Report how many lines contain the word "your"; answer with the number only.

╔══

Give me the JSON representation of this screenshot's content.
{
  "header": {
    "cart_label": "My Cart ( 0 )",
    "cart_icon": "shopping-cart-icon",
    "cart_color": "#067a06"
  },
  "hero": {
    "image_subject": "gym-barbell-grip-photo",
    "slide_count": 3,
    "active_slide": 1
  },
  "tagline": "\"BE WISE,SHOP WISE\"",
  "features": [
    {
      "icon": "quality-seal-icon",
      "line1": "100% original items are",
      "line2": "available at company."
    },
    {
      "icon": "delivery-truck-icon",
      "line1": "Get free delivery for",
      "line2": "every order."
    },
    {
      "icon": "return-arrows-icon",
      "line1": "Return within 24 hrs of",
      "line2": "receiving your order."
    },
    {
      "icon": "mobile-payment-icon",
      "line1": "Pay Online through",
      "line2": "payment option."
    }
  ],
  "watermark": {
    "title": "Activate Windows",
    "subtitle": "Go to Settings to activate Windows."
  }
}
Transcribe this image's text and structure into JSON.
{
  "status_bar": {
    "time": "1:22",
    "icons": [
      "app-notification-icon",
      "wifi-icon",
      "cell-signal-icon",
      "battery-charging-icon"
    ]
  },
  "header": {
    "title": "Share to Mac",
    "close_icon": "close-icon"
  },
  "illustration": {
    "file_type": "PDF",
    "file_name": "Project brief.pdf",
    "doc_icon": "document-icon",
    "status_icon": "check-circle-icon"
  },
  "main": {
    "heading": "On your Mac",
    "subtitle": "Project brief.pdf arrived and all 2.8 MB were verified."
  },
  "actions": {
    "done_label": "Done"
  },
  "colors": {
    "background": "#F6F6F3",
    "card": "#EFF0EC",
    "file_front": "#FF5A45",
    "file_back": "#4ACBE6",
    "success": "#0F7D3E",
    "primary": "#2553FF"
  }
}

╚══

TASK SOLUTION:
2